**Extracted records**
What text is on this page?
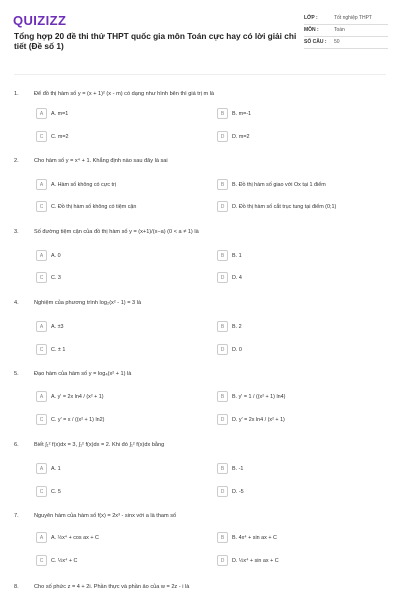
QUIZIZZ
Tổng hợp 20 đề thi thử THPT quốc gia môn Toán cực hay có lời giải chi tiết (Đề số 1)
LỚP :	Tốt nghiệp THPT
MÔN :	Toán
SỐ CÂU :	50
1.	Để đồ thị hàm số y = (x + 1)² (x - m) có dạng như hình bên thì giá trị m là
A	A. m=1	B	B. m=-1
C	C. m=2	D	D. m=2
2.	Cho hàm số y = x⁴ + 1. Khẳng định nào sau đây là sai
A	A. Hàm số không có cực trị	B	B. Đồ thị hàm số giao với Ox tại 1 điểm
C	C. Đồ thị hàm số không có tiệm cận	D	D. Đồ thị hàm số cắt trục tung tại điểm (0;1)
3.	Số đường tiệm cận của đồ thị hàm số y = (x+1)/(x−a) (0 < a ≠ 1) là
A	A. 0	B	B. 1
C	C. 3	D	D. 4
4.	Nghiệm của phương trình log₂(x² - 1) = 3 là
A	A. ±3	B	B. 2
C	C. ± 1	D	D. 0
5.	Đạo hàm của hàm số y = log₄(x² + 1) là
A	A. y' = 2x ln4 / (x² + 1)	B	B. y' = 1 / ((x² + 1) ln4)
C	C. y' = x / ((x² + 1) ln2)	D	D. y' = 2x ln4 / (x² + 1)
6.	Biết ∫₁² f(x)dx = 3, ∫₁² f(x)dx = 2. Khi đó ∫₁² f(x)dx bằng
A	A. 1	B	B. -1
C	C. 5	D	D. -5
7.	Nguyên hàm của hàm số f(x) = 2x³ - sinx với a là tham số
A	A. ½x⁴ + cos ax + C	B	B. 4x⁴ + sin ax + C
C	C. ½x⁴ + C	D	D. ½x⁴ + sin ax + C
8.	Cho số phức z = 4 + 2i. Phần thực và phần ảo của w = 2z - i là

**WRITTEN INSTRUCTION**
Repeat each record exactly as shown above, dropping all images.

**RESPONSE BELOW**
What text is on this page?
QUIZIZZ
Tổng hợp 20 đề thi thử THPT quốc gia môn Toán cực hay có lời giải chi tiết (Đề số 1)
LỚP :	Tốt nghiệp THPT
MÔN :	Toán
SỐ CÂU :	50
1.	Để đồ thị hàm số y = (x + 1)² (x - m) có dạng như hình bên thì giá trị m là
A	A. m=1	B	B. m=-1
C	C. m=2	D	D. m=2
2.	Cho hàm số y = x⁴ + 1. Khẳng định nào sau đây là sai
A	A. Hàm số không có cực trị	B	B. Đồ thị hàm số giao với Ox tại 1 điểm
C	C. Đồ thị hàm số không có tiệm cận	D	D. Đồ thị hàm số cắt trục tung tại điểm (0;1)
3.	Số đường tiệm cận của đồ thị hàm số y = (x+1)/(x−a) (0 < a ≠ 1) là
A	A. 0	B	B. 1
C	C. 3	D	D. 4
4.	Nghiệm của phương trình log₂(x² - 1) = 3 là
A	A. ±3	B	B. 2
C	C. ± 1	D	D. 0
5.	Đạo hàm của hàm số y = log₄(x² + 1) là
A	A. y' = 2x ln4 / (x² + 1)	B	B. y' = 1 / ((x² + 1) ln4)
C	C. y' = x / ((x² + 1) ln2)	D	D. y' = 2x ln4 / (x² + 1)
6.	Biết ∫₁² f(x)dx = 3, ∫₁² f(x)dx = 2. Khi đó ∫₁² f(x)dx bằng
A	A. 1	B	B. -1
C	C. 5	D	D. -5
7.	Nguyên hàm của hàm số f(x) = 2x³ - sinx với a là tham số
A	A. ½x⁴ + cos ax + C	B	B. 4x⁴ + sin ax + C
C	C. ½x⁴ + C	D	D. ½x⁴ + sin ax + C
8.	Cho số phức z = 4 + 2i. Phần thực và phần ảo của w = 2z - i là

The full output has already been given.